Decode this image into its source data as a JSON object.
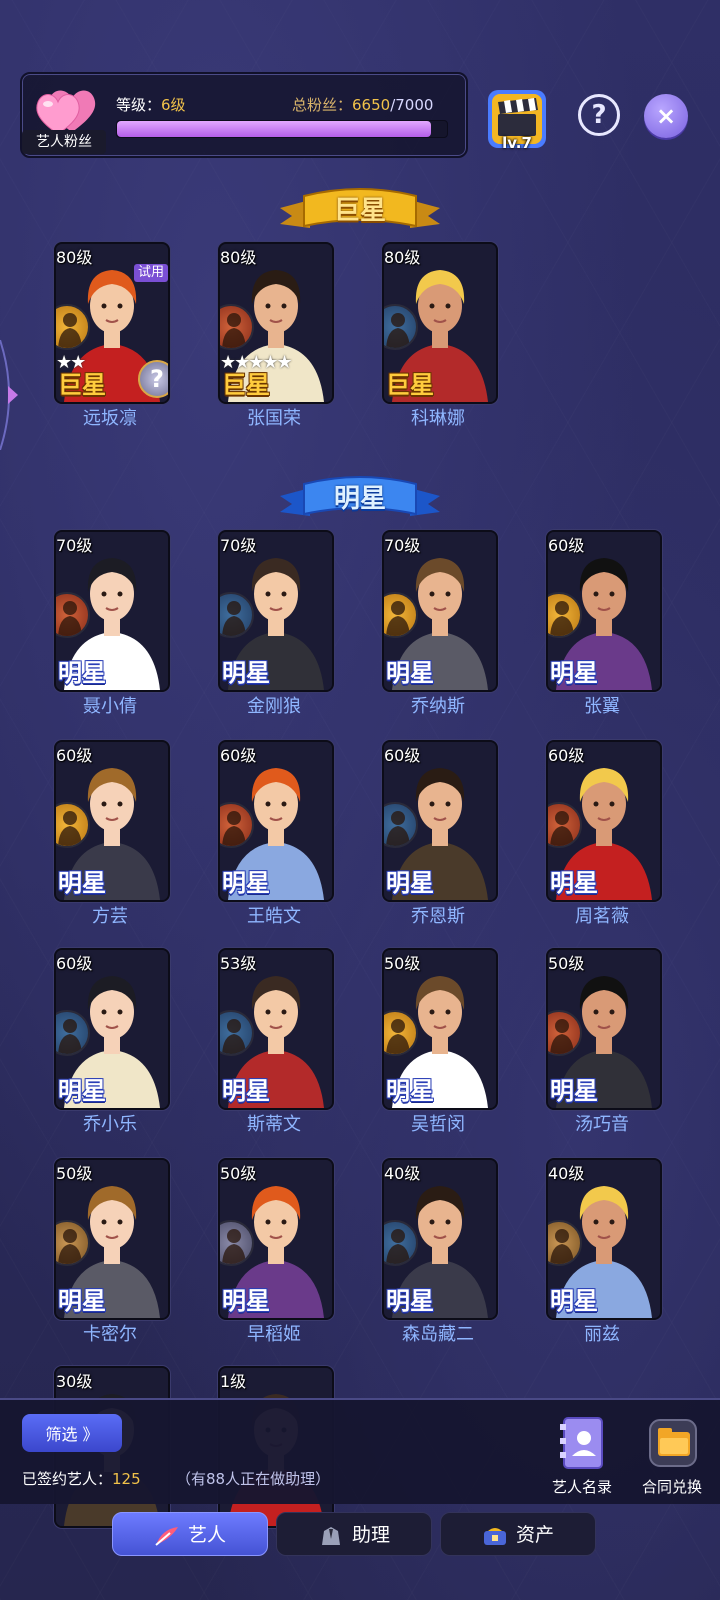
{
  "header": {
    "fan_tag": "艺人粉丝",
    "level_label": "等级：",
    "level_value": "6级",
    "fans_label": "总粉丝：",
    "fans_current": "6650",
    "fans_max": "/7000",
    "fans_progress": 0.95,
    "clapper_level": "lv.7",
    "help_icon": "?",
    "close_icon": "×"
  },
  "sections": {
    "superstar_title": "巨星",
    "star_title": "明星"
  },
  "superstars": [
    {
      "level": "80级",
      "name": "远坂凛",
      "rank": "巨星",
      "badge": "gold",
      "stars": 2,
      "trial": "试用",
      "hint": "?"
    },
    {
      "level": "80级",
      "name": "张国荣",
      "rank": "巨星",
      "badge": "red",
      "stars": 5
    },
    {
      "level": "80级",
      "name": "科琳娜",
      "rank": "巨星",
      "badge": "blue",
      "stars": 0
    }
  ],
  "stars": [
    {
      "level": "70级",
      "name": "聂小倩",
      "rank": "明星",
      "badge": "red"
    },
    {
      "level": "70级",
      "name": "金刚狼",
      "rank": "明星",
      "badge": "blue"
    },
    {
      "level": "70级",
      "name": "乔纳斯",
      "rank": "明星",
      "badge": "gold"
    },
    {
      "level": "60级",
      "name": "张翼",
      "rank": "明星",
      "badge": "gold"
    },
    {
      "level": "60级",
      "name": "方芸",
      "rank": "明星",
      "badge": "gold"
    },
    {
      "level": "60级",
      "name": "王皓文",
      "rank": "明星",
      "badge": "red"
    },
    {
      "level": "60级",
      "name": "乔恩斯",
      "rank": "明星",
      "badge": "blue"
    },
    {
      "level": "60级",
      "name": "周茗薇",
      "rank": "明星",
      "badge": "red"
    },
    {
      "level": "60级",
      "name": "乔小乐",
      "rank": "明星",
      "badge": "blue"
    },
    {
      "level": "53级",
      "name": "斯蒂文",
      "rank": "明星",
      "badge": "blue"
    },
    {
      "level": "50级",
      "name": "吴哲闵",
      "rank": "明星",
      "badge": "gold"
    },
    {
      "level": "50级",
      "name": "汤巧音",
      "rank": "明星",
      "badge": "red"
    },
    {
      "level": "50级",
      "name": "卡密尔",
      "rank": "明星",
      "badge": "tan"
    },
    {
      "level": "50级",
      "name": "早稻姬",
      "rank": "明星",
      "badge": "grey"
    },
    {
      "level": "40级",
      "name": "森岛藏二",
      "rank": "明星",
      "badge": "blue"
    },
    {
      "level": "40级",
      "name": "丽兹",
      "rank": "明星",
      "badge": "tan"
    },
    {
      "level": "30级",
      "name": "",
      "rank": "",
      "badge": "none"
    },
    {
      "level": "1级",
      "name": "",
      "rank": "",
      "badge": "none"
    }
  ],
  "bottom": {
    "filter_label": "筛选 》",
    "signed_label": "已签约艺人：",
    "signed_count": "125",
    "assist_note": "（有88人正在做助理）",
    "roster_label": "艺人名录",
    "contract_label": "合同兑换"
  },
  "tabs": [
    {
      "label": "艺人",
      "icon": "feather-icon",
      "active": true
    },
    {
      "label": "助理",
      "icon": "suit-icon",
      "active": false
    },
    {
      "label": "资产",
      "icon": "gem-icon",
      "active": false
    }
  ],
  "colors": {
    "gold_text": "#f1c24a",
    "name_text": "#8fb6ff",
    "progress_fill": "#b35ee8",
    "active_tab": "#5a66f0"
  }
}
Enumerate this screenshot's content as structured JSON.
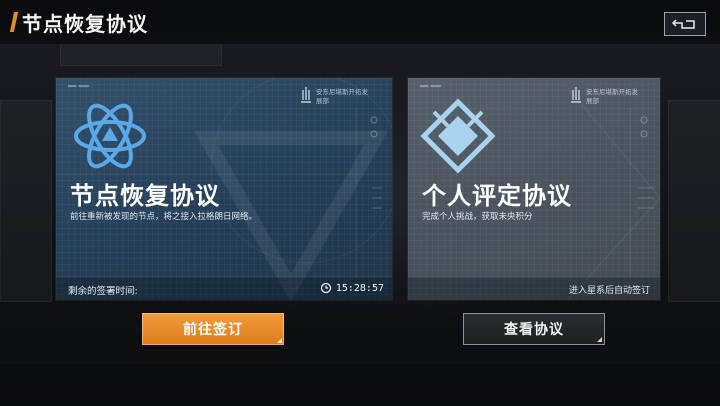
{
  "header": {
    "title": "节点恢复协议"
  },
  "cards": {
    "node": {
      "title": "节点恢复协议",
      "description": "前往重新被发现的节点，将之接入拉格朗日网络。",
      "org": "安东尼堪斯开拓发展部",
      "footer_label": "剩余的签署时间:",
      "timer": "15:28:57",
      "emblem_icon": "atom-star-icon",
      "accent": "#33506b"
    },
    "personal": {
      "title": "个人评定协议",
      "description": "完成个人挑战，获取未央积分",
      "org": "安东尼堪斯开拓发展部",
      "footer_note": "进入星系后自动签订",
      "emblem_icon": "diamond-badge-icon",
      "accent": "#56606c"
    }
  },
  "buttons": {
    "sign": "前往签订",
    "view": "查看协议"
  },
  "colors": {
    "accent_orange": "#e88a2a",
    "button_orange": "#f19b3a"
  }
}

------------------------------------------------

◆ **DIRECTIVE**: Repeat exactly the lines from the one containing "Enumerate this screenshot's" through the last line of the records above, both included, and leave out the pictures.

◆ **CORRECT RESULT**:
Enumerate this screenshot's content as structured JSON.
{
  "header": {
    "title": "节点恢复协议"
  },
  "cards": {
    "node": {
      "title": "节点恢复协议",
      "description": "前往重新被发现的节点，将之接入拉格朗日网络。",
      "org": "安东尼堪斯开拓发展部",
      "footer_label": "剩余的签署时间:",
      "timer": "15:28:57",
      "emblem_icon": "atom-star-icon",
      "accent": "#33506b"
    },
    "personal": {
      "title": "个人评定协议",
      "description": "完成个人挑战，获取未央积分",
      "org": "安东尼堪斯开拓发展部",
      "footer_note": "进入星系后自动签订",
      "emblem_icon": "diamond-badge-icon",
      "accent": "#56606c"
    }
  },
  "buttons": {
    "sign": "前往签订",
    "view": "查看协议"
  },
  "colors": {
    "accent_orange": "#e88a2a",
    "button_orange": "#f19b3a"
  }
}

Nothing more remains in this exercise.